RECORDS SUPPLIED:
+++

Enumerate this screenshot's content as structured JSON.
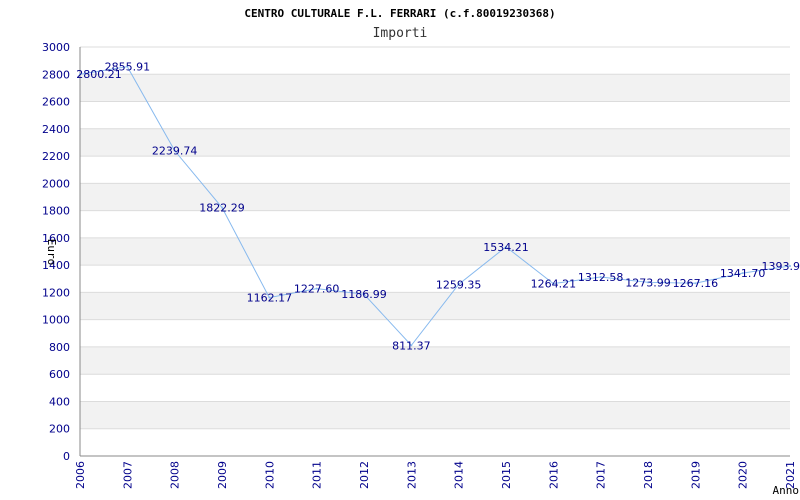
{
  "chart_data": {
    "type": "line",
    "title": "CENTRO CULTURALE F.L. FERRARI (c.f.80019230368)",
    "subtitle": "Importi",
    "xlabel": "Anno",
    "ylabel": "Euro",
    "categories": [
      "2006",
      "2007",
      "2008",
      "2009",
      "2010",
      "2011",
      "2012",
      "2013",
      "2014",
      "2015",
      "2016",
      "2017",
      "2018",
      "2019",
      "2020",
      "2021"
    ],
    "series": [
      {
        "values": [
          2800.21,
          2855.91,
          2239.74,
          1822.29,
          1162.17,
          1227.6,
          1186.99,
          811.37,
          1259.35,
          1534.21,
          1264.21,
          1312.58,
          1273.99,
          1267.16,
          1341.7,
          1393.9
        ],
        "labels": [
          "2800.21",
          "2855.91",
          "2239.74",
          "1822.29",
          "1162.17",
          "1227.60",
          "1186.99",
          "811.37",
          "1259.35",
          "1534.21",
          "1264.21",
          "1312.58",
          "1273.99",
          "1267.16",
          "1341.70",
          "1393.9"
        ]
      }
    ],
    "ylim": [
      0,
      3000
    ],
    "yticks": [
      "0",
      "200",
      "400",
      "600",
      "800",
      "1000",
      "1200",
      "1400",
      "1600",
      "1800",
      "2000",
      "2200",
      "2400",
      "2600",
      "2800",
      "3000"
    ],
    "grid": true,
    "line_color": "#87b9ee",
    "band_color": "#f2f2f2",
    "tick_color": "#00008b"
  }
}
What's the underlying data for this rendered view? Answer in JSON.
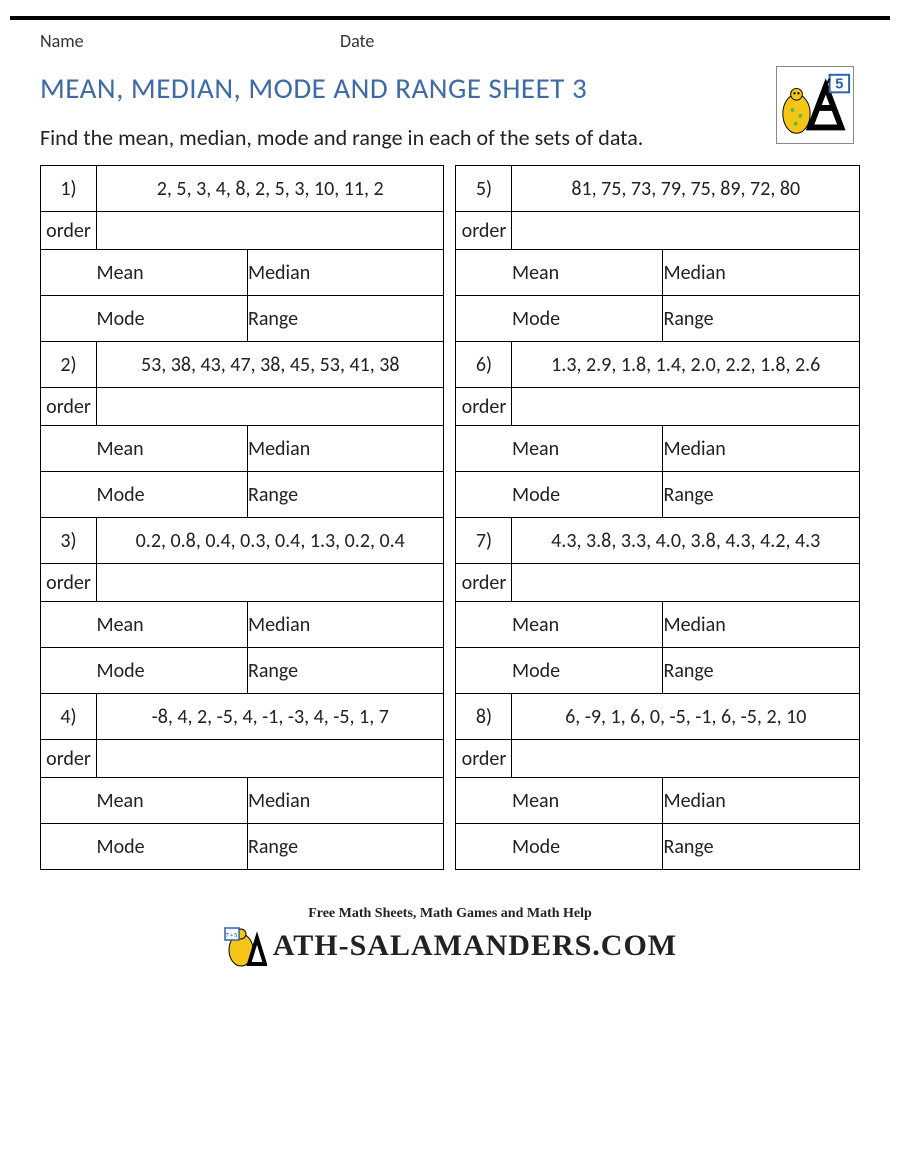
{
  "header": {
    "name_label": "Name",
    "date_label": "Date",
    "grade_badge": "5"
  },
  "title": "MEAN, MEDIAN, MODE AND RANGE SHEET 3",
  "instructions": "Find the mean, median, mode and range in each of the sets of data.",
  "labels": {
    "order": "order",
    "mean": "Mean",
    "median": "Median",
    "mode": "Mode",
    "range": "Range"
  },
  "problems_left": [
    {
      "n": "1)",
      "data": "2, 5, 3, 4, 8, 2, 5, 3, 10, 11, 2"
    },
    {
      "n": "2)",
      "data": "53, 38, 43, 47, 38, 45, 53, 41, 38"
    },
    {
      "n": "3)",
      "data": "0.2, 0.8, 0.4, 0.3, 0.4, 1.3, 0.2, 0.4"
    },
    {
      "n": "4)",
      "data": "-8, 4, 2, -5, 4, -1, -3, 4, -5, 1, 7"
    }
  ],
  "problems_right": [
    {
      "n": "5)",
      "data": "81, 75, 73, 79, 75, 89, 72, 80"
    },
    {
      "n": "6)",
      "data": "1.3, 2.9, 1.8, 1.4, 2.0, 2.2, 1.8, 2.6"
    },
    {
      "n": "7)",
      "data": "4.3, 3.8, 3.3, 4.0, 3.8, 4.3, 4.2, 4.3"
    },
    {
      "n": "8)",
      "data": "6, -9, 1, 6, 0, -5, -1, 6, -5, 2, 10"
    }
  ],
  "footer": {
    "tagline": "Free Math Sheets, Math Games and Math Help",
    "brand": "ATH-SALAMANDERS.COM"
  }
}
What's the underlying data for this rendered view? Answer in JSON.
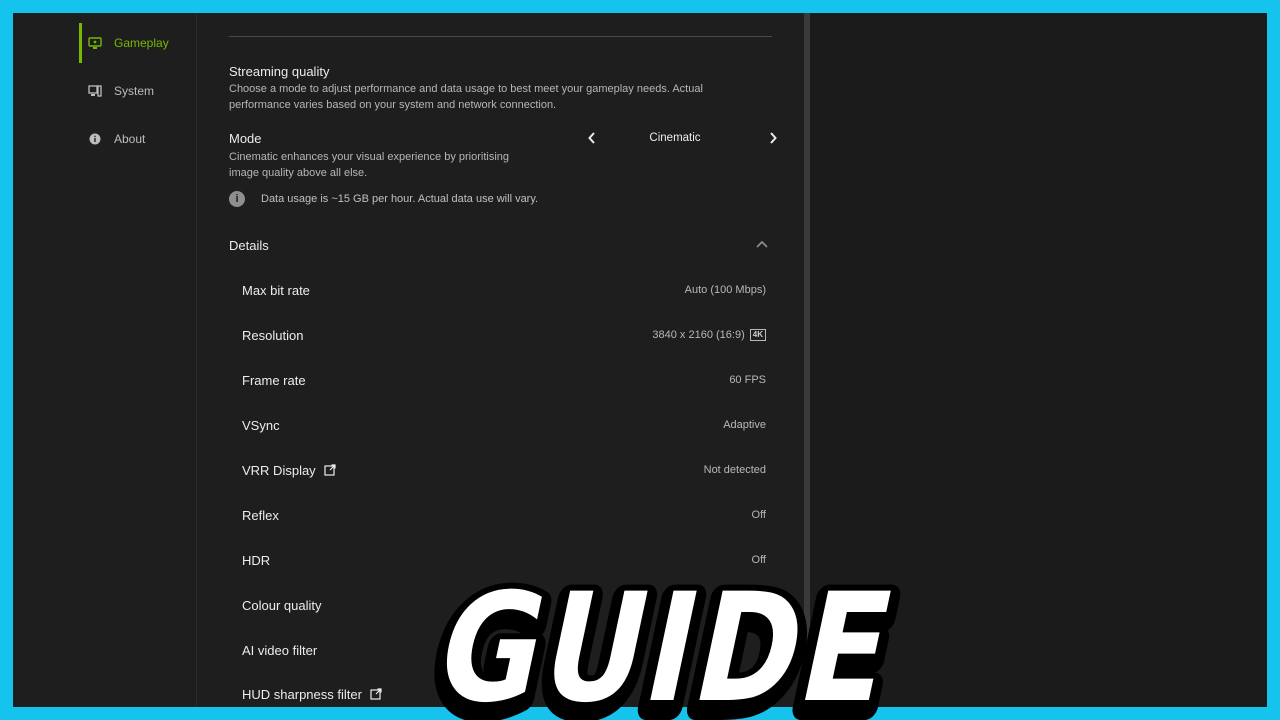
{
  "sidebar": {
    "items": [
      {
        "label": "Gameplay",
        "icon": "monitor-gamepad-icon",
        "active": true
      },
      {
        "label": "System",
        "icon": "system-devices-icon",
        "active": false
      },
      {
        "label": "About",
        "icon": "info-icon",
        "active": false
      }
    ]
  },
  "streaming": {
    "title": "Streaming quality",
    "description_line1": "Choose a mode to adjust performance and data usage to best meet your gameplay needs. Actual",
    "description_line2": "performance varies based on your system and network connection."
  },
  "mode": {
    "title": "Mode",
    "description_line1": "Cinematic enhances your visual experience by prioritising",
    "description_line2": "image quality above all else.",
    "value": "Cinematic",
    "info": "Data usage is ~15 GB per hour. Actual data use will vary."
  },
  "details": {
    "title": "Details",
    "rows": [
      {
        "label": "Max bit rate",
        "value": "Auto (100 Mbps)"
      },
      {
        "label": "Resolution",
        "value": "3840 x 2160 (16:9)",
        "badge": "4K"
      },
      {
        "label": "Frame rate",
        "value": "60 FPS"
      },
      {
        "label": "VSync",
        "value": "Adaptive"
      },
      {
        "label": "VRR Display",
        "value": "Not detected",
        "external_link": true
      },
      {
        "label": "Reflex",
        "value": "Off"
      },
      {
        "label": "HDR",
        "value": "Off"
      },
      {
        "label": "Colour quality",
        "value": ""
      },
      {
        "label": "AI video filter",
        "value": ""
      },
      {
        "label": "HUD sharpness filter",
        "value": "",
        "external_link": true
      }
    ]
  },
  "overlay": {
    "text": "GUIDE"
  },
  "colors": {
    "accent": "#76b900",
    "border": "#16c3ec",
    "background": "#1e1e1e"
  }
}
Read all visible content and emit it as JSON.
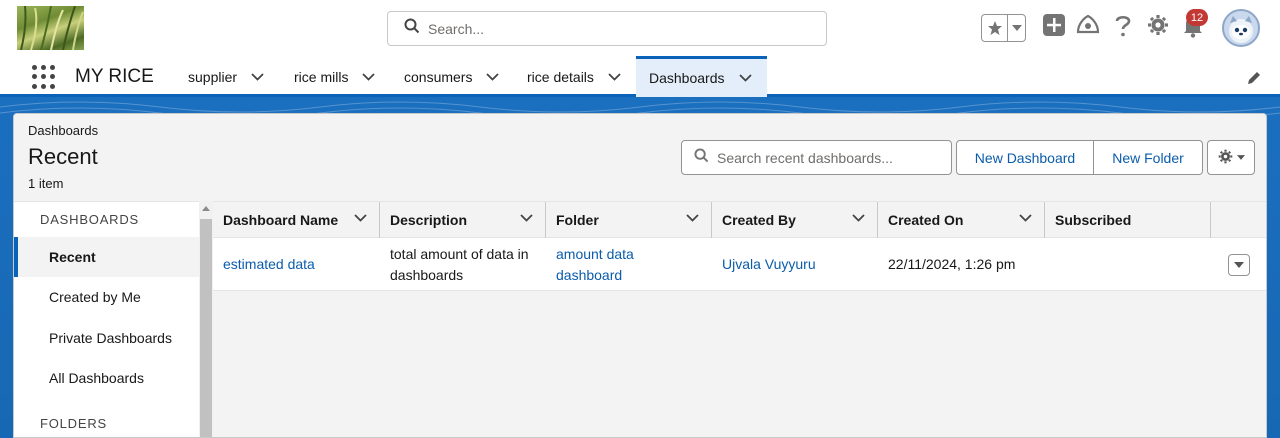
{
  "header": {
    "search_placeholder": "Search...",
    "notification_count": "12",
    "icons": [
      "logo-image",
      "search-icon",
      "star-icon",
      "chevron-down-icon",
      "add-icon",
      "trailhead-icon",
      "help-icon",
      "gear-icon",
      "bell-icon",
      "avatar-icon"
    ]
  },
  "nav": {
    "app_name": "MY RICE",
    "tabs": [
      {
        "label": "supplier",
        "active": false
      },
      {
        "label": "rice mills",
        "active": false
      },
      {
        "label": "consumers",
        "active": false
      },
      {
        "label": "rice details",
        "active": false
      },
      {
        "label": "Dashboards",
        "active": true
      }
    ]
  },
  "page": {
    "breadcrumb": "Dashboards",
    "title": "Recent",
    "item_count": "1 item",
    "search_placeholder": "Search recent dashboards...",
    "new_dashboard_label": "New Dashboard",
    "new_folder_label": "New Folder"
  },
  "sidebar": {
    "section_dashboards": "DASHBOARDS",
    "items": [
      {
        "label": "Recent",
        "active": true
      },
      {
        "label": "Created by Me",
        "active": false
      },
      {
        "label": "Private Dashboards",
        "active": false
      },
      {
        "label": "All Dashboards",
        "active": false
      }
    ],
    "section_folders": "FOLDERS"
  },
  "table": {
    "columns": [
      "Dashboard Name",
      "Description",
      "Folder",
      "Created By",
      "Created On",
      "Subscribed"
    ],
    "rows": [
      {
        "name": "estimated data",
        "description": "total amount of data in dashboards",
        "folder": "amount data dashboard",
        "created_by": "Ujvala Vuyyuru",
        "created_on": "22/11/2024, 1:26 pm",
        "subscribed": ""
      }
    ]
  },
  "colors": {
    "brand_blue": "#0a63b8",
    "link": "#0b5cab",
    "badge": "#c23934"
  }
}
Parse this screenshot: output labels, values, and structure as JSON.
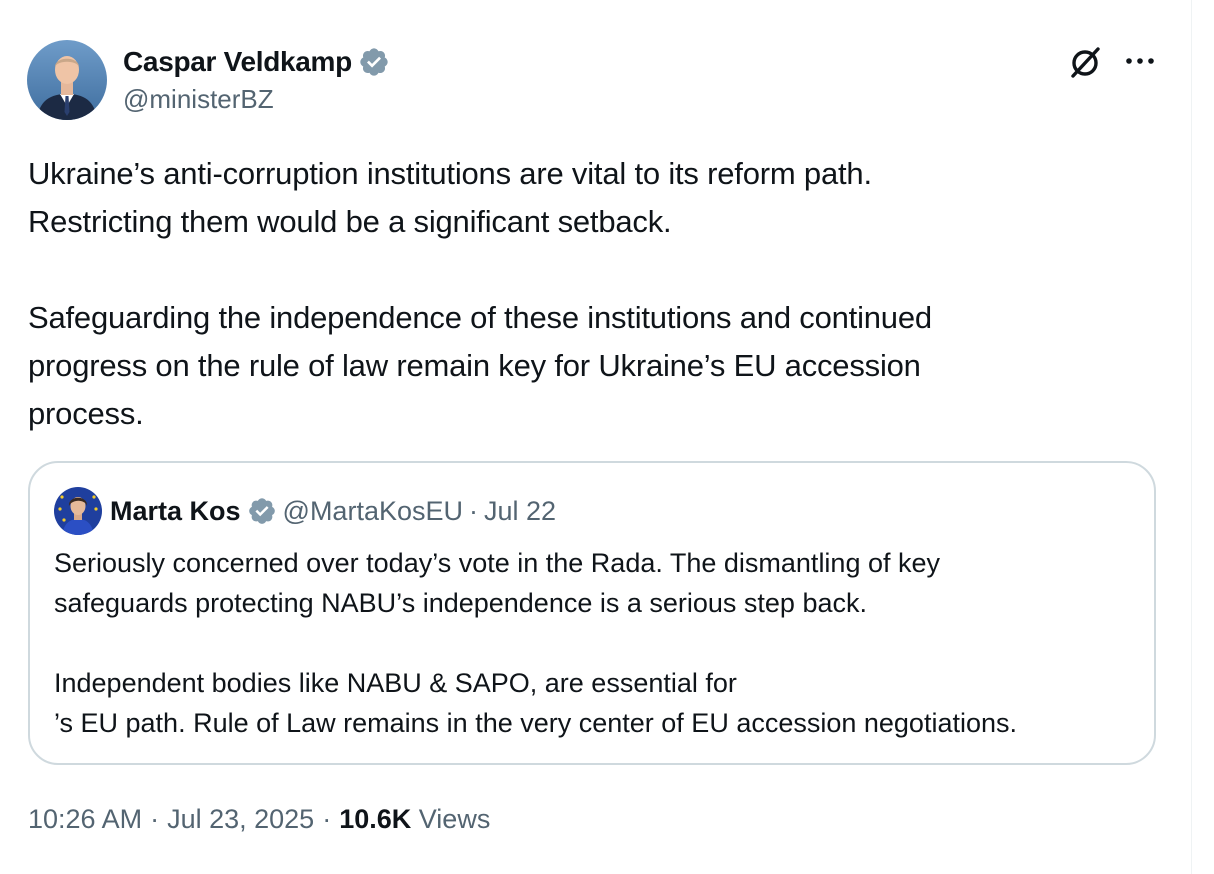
{
  "author": {
    "name": "Caspar Veldkamp",
    "handle": "@ministerBZ"
  },
  "post": {
    "paragraphs": [
      "Ukraine’s anti-corruption institutions are vital to its reform path.\nRestricting them would be a significant setback.",
      "Safeguarding the independence of these institutions and continued\nprogress on the rule of law remain key for Ukraine’s EU accession\nprocess."
    ]
  },
  "quote": {
    "name": "Marta Kos",
    "handle": "@MartaKosEU",
    "separator": "·",
    "date": "Jul 22",
    "paragraph1": "Seriously concerned over today’s vote in the Rada. The dismantling of key\nsafeguards protecting NABU’s independence is a serious step back.",
    "paragraph2_before_flag": "Independent bodies like NABU & SAPO, are essential for ",
    "flag_icon": "ukraine-flag-icon",
    "paragraph2_after_flag": "’s EU path. Rule of\nLaw remains in the very center of EU accession negotiations."
  },
  "meta": {
    "time": "10:26 AM",
    "sep1": "·",
    "date": "Jul 23, 2025",
    "sep2": "·",
    "views_count": "10.6K",
    "views_label": "Views"
  },
  "icons": {
    "verified": "verified-badge-icon",
    "grok": "grok-icon",
    "more": "more-options-icon"
  },
  "colors": {
    "text_primary": "#0f1419",
    "text_secondary": "#536471",
    "verified_badge": "#829aab",
    "border": "#cfd9de",
    "flag_blue": "#2f6fd0",
    "flag_yellow": "#f3cc2a"
  }
}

+++

TASK TO CARRY OUT:
Tally the lines of the listing in which the word "usage" occurs, and state the total alone.

SOLUTION BELOW:
2